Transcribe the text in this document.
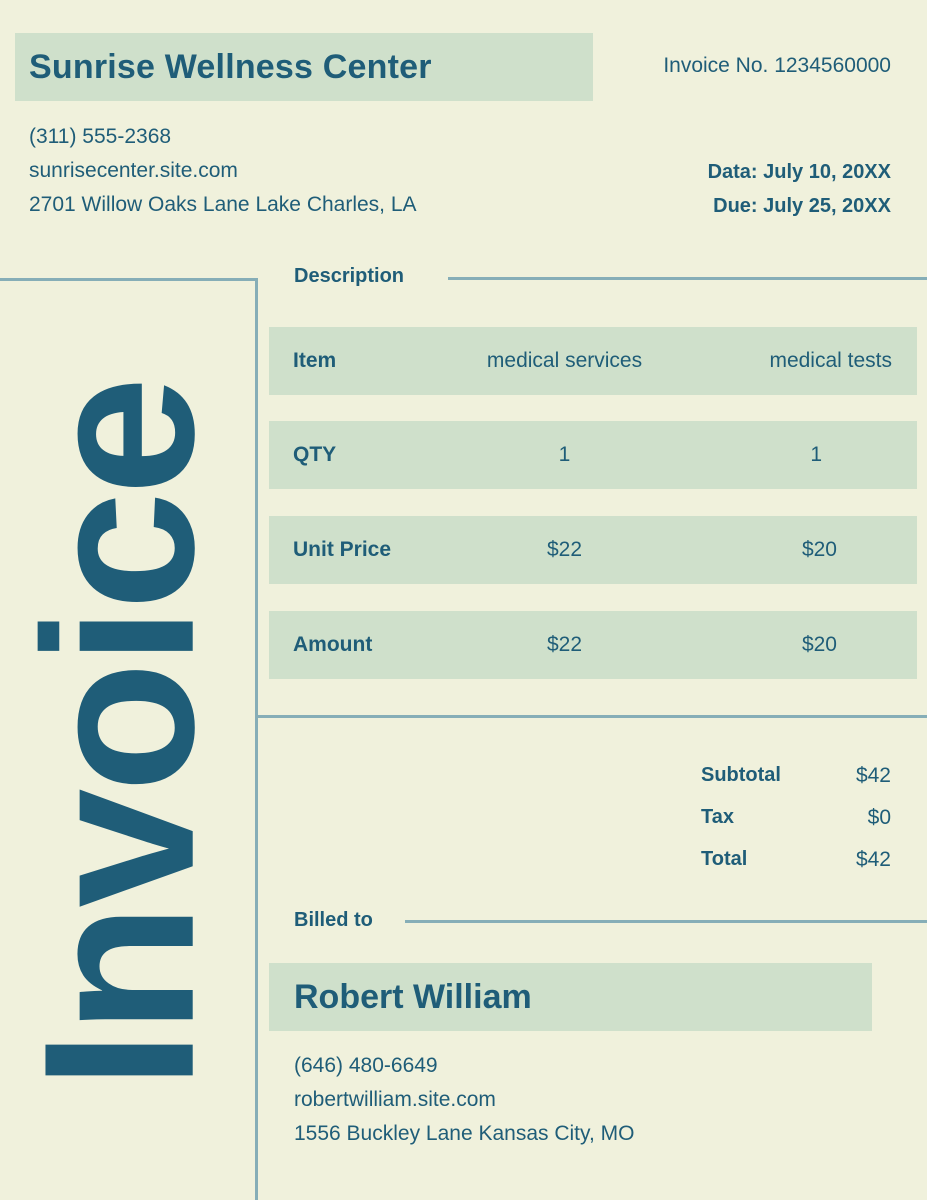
Sunrise Wellness Center	Invoice No. 1234560000
(311) 555-2368
sunrisecenter.site.com
2701 Willow Oaks Lane Lake Charles, LA
Data: July 10, 20XX
Due: July 25, 20XX
Invoice
Description
Item	medical services	medical tests
QTY	1	1
Unit Price	$22	$20
Amount	$22	$20
Subtotal	$42
Tax	$0
Total	$42
Billed to
Robert William
(646) 480-6649
robertwilliam.site.com
1556 Buckley Lane Kansas City, MO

● **The problem**
Print all of the records shown above exactly, leaving out each picture.

● **Output for this task**
Transcribe the text in this document.
Sunrise Wellness Center	Invoice No. 1234560000
(311) 555-2368
sunrisecenter.site.com
2701 Willow Oaks Lane Lake Charles, LA
Data: July 10, 20XX
Due: July 25, 20XX
Invoice
Description
Item	medical services	medical tests
QTY	1	1
Unit Price	$22	$20
Amount	$22	$20
Subtotal	$42
Tax	$0
Total	$42
Billed to
Robert William
(646) 480-6649
robertwilliam.site.com
1556 Buckley Lane Kansas City, MO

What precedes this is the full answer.